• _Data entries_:
---------------

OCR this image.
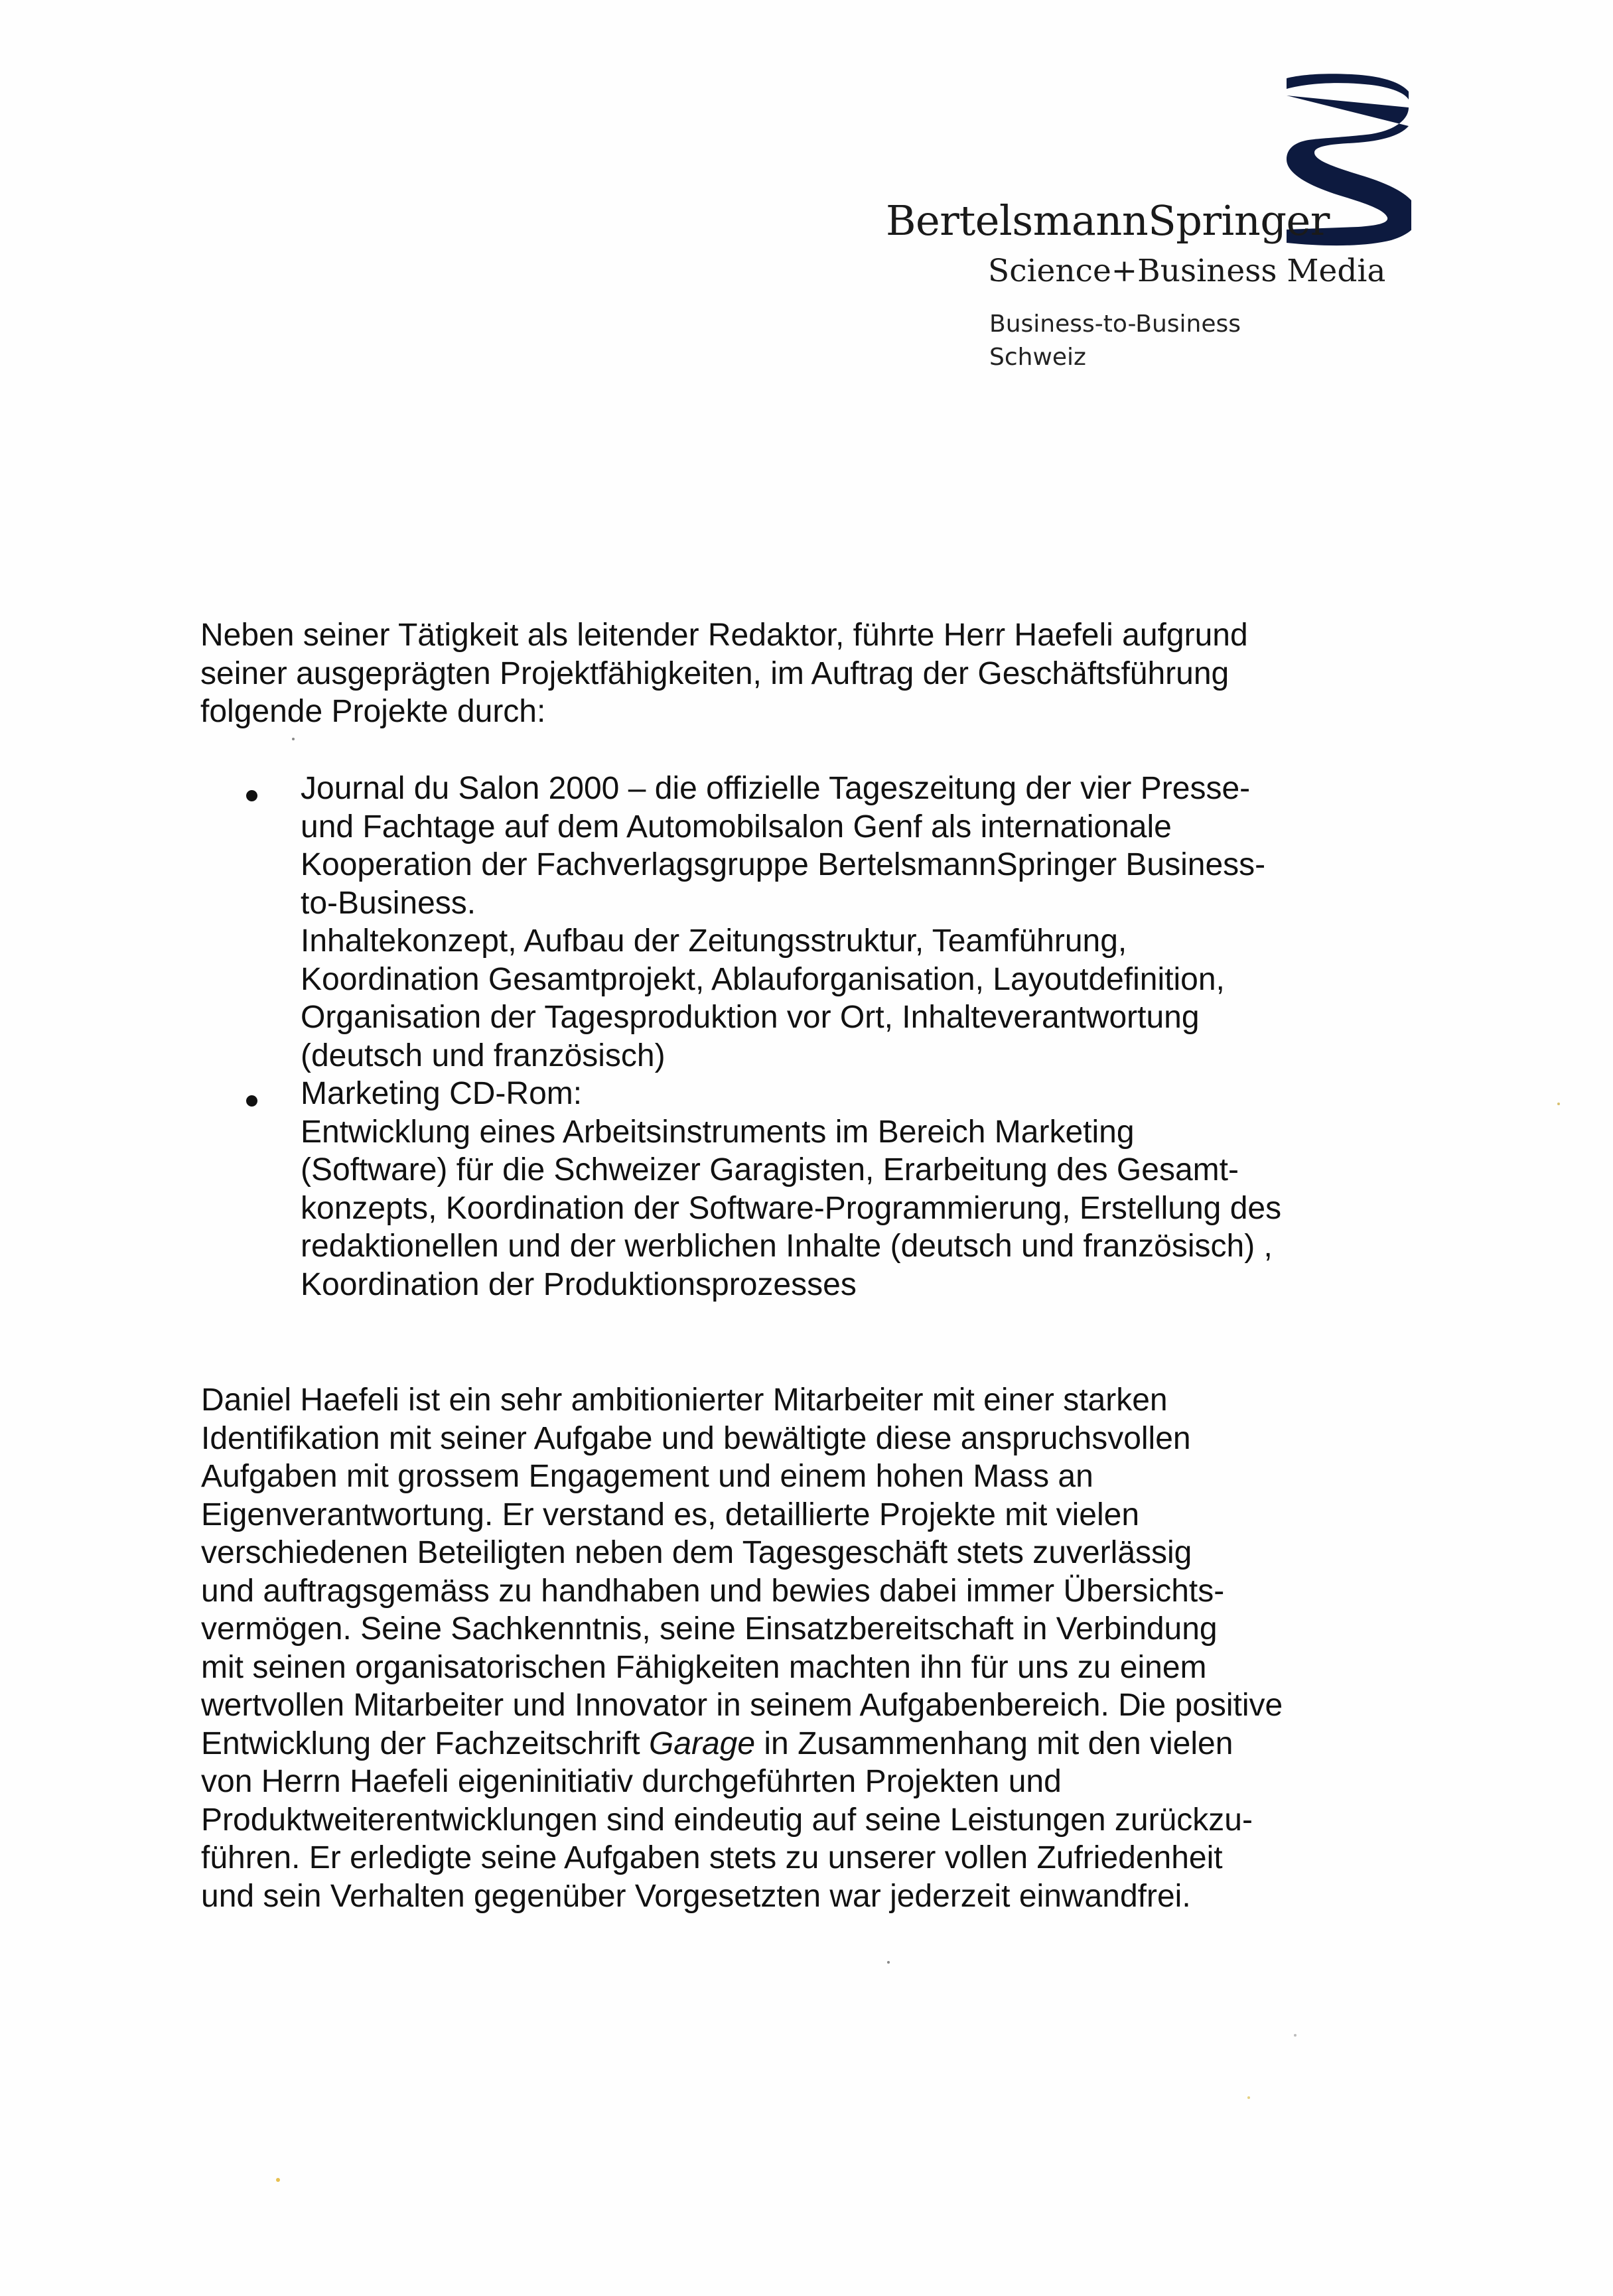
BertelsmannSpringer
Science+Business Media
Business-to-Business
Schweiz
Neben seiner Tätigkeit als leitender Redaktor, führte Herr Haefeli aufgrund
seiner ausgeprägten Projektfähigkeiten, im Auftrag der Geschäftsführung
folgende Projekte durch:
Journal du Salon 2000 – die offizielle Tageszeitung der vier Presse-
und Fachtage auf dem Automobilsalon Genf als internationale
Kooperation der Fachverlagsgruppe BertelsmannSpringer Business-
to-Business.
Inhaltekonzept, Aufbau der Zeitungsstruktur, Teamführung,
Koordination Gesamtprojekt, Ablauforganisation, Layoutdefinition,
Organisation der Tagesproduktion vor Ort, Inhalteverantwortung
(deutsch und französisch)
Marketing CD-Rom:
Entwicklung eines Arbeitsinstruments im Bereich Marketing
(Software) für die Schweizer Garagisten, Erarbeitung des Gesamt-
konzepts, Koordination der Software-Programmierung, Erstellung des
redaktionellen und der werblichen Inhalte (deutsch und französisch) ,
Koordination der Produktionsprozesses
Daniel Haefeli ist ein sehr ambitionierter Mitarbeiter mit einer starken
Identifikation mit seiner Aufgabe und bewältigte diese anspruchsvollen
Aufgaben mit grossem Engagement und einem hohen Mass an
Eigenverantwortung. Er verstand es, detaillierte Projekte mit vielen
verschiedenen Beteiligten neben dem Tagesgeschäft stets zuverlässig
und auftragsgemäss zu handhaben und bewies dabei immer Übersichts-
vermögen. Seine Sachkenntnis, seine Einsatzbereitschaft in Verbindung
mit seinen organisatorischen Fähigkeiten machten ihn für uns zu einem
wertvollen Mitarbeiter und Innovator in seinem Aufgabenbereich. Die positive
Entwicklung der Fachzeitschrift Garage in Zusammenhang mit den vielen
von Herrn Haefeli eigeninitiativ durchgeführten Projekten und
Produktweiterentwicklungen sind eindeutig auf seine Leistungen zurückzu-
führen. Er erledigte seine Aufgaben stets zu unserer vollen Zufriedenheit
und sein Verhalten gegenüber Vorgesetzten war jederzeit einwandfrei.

---------------

• _GIVEN INSTRUCTION_: A faithful copy of the records above is needed, with the pictures left out.

• _ANSWER TO THIS EXERCISE_:
OCR this image.
BertelsmannSpringer
Science+Business Media
Business-to-Business
Schweiz
Neben seiner Tätigkeit als leitender Redaktor, führte Herr Haefeli aufgrund
seiner ausgeprägten Projektfähigkeiten, im Auftrag der Geschäftsführung
folgende Projekte durch:
Journal du Salon 2000 – die offizielle Tageszeitung der vier Presse-
und Fachtage auf dem Automobilsalon Genf als internationale
Kooperation der Fachverlagsgruppe BertelsmannSpringer Business-
to-Business.
Inhaltekonzept, Aufbau der Zeitungsstruktur, Teamführung,
Koordination Gesamtprojekt, Ablauforganisation, Layoutdefinition,
Organisation der Tagesproduktion vor Ort, Inhalteverantwortung
(deutsch und französisch)
Marketing CD-Rom:
Entwicklung eines Arbeitsinstruments im Bereich Marketing
(Software) für die Schweizer Garagisten, Erarbeitung des Gesamt-
konzepts, Koordination der Software-Programmierung, Erstellung des
redaktionellen und der werblichen Inhalte (deutsch und französisch) ,
Koordination der Produktionsprozesses
Daniel Haefeli ist ein sehr ambitionierter Mitarbeiter mit einer starken
Identifikation mit seiner Aufgabe und bewältigte diese anspruchsvollen
Aufgaben mit grossem Engagement und einem hohen Mass an
Eigenverantwortung. Er verstand es, detaillierte Projekte mit vielen
verschiedenen Beteiligten neben dem Tagesgeschäft stets zuverlässig
und auftragsgemäss zu handhaben und bewies dabei immer Übersichts-
vermögen. Seine Sachkenntnis, seine Einsatzbereitschaft in Verbindung
mit seinen organisatorischen Fähigkeiten machten ihn für uns zu einem
wertvollen Mitarbeiter und Innovator in seinem Aufgabenbereich. Die positive
Entwicklung der Fachzeitschrift Garage in Zusammenhang mit den vielen
von Herrn Haefeli eigeninitiativ durchgeführten Projekten und
Produktweiterentwicklungen sind eindeutig auf seine Leistungen zurückzu-
führen. Er erledigte seine Aufgaben stets zu unserer vollen Zufriedenheit
und sein Verhalten gegenüber Vorgesetzten war jederzeit einwandfrei.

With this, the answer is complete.